(Figure contents as structured data)
+===+
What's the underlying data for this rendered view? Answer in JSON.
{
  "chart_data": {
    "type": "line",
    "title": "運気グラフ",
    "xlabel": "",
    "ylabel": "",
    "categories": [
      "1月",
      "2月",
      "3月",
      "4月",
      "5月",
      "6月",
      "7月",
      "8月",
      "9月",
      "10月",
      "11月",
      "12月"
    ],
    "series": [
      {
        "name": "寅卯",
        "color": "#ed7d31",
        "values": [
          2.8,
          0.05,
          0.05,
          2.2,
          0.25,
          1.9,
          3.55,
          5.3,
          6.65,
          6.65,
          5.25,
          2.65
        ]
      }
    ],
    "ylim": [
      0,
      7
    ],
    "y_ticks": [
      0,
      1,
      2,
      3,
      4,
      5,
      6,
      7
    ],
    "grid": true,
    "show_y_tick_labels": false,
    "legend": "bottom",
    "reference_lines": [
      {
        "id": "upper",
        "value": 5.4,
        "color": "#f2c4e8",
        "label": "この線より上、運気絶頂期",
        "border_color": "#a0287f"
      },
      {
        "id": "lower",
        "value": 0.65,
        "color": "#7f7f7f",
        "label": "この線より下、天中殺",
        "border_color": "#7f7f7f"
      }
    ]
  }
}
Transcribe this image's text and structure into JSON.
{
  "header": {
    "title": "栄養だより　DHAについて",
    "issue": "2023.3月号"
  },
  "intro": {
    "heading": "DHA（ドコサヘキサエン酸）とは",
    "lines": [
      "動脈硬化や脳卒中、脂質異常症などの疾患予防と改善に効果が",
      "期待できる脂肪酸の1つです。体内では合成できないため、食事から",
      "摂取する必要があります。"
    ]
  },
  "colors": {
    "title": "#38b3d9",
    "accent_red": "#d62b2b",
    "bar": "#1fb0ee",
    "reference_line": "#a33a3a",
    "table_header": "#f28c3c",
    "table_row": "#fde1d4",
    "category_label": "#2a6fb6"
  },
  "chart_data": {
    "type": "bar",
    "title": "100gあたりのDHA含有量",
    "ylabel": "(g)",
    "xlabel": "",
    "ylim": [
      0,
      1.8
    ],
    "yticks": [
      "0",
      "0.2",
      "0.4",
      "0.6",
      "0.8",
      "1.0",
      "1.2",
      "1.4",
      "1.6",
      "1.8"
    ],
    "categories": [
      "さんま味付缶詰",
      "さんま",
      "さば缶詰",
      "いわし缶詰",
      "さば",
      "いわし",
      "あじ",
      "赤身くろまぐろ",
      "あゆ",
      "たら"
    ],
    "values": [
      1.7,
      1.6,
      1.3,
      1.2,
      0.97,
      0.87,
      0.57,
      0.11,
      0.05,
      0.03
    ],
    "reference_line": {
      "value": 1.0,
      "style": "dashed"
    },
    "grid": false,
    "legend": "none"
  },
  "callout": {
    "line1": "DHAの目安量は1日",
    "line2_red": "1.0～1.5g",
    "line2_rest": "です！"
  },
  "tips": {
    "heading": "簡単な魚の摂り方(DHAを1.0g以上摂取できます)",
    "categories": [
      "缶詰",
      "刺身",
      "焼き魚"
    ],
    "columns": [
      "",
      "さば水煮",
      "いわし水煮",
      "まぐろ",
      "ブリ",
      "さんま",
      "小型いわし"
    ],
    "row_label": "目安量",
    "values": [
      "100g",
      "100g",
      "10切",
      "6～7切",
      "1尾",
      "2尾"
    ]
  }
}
+===+
SET EXERCISE: Identify which lines contain the word "title" and copy each one.

ANSWER IN FULL:
    "title": "運気グラフ",
    "title": "栄養だより　DHAについて",
    "title": "#38b3d9",
    "title": "100gあたりのDHA含有量",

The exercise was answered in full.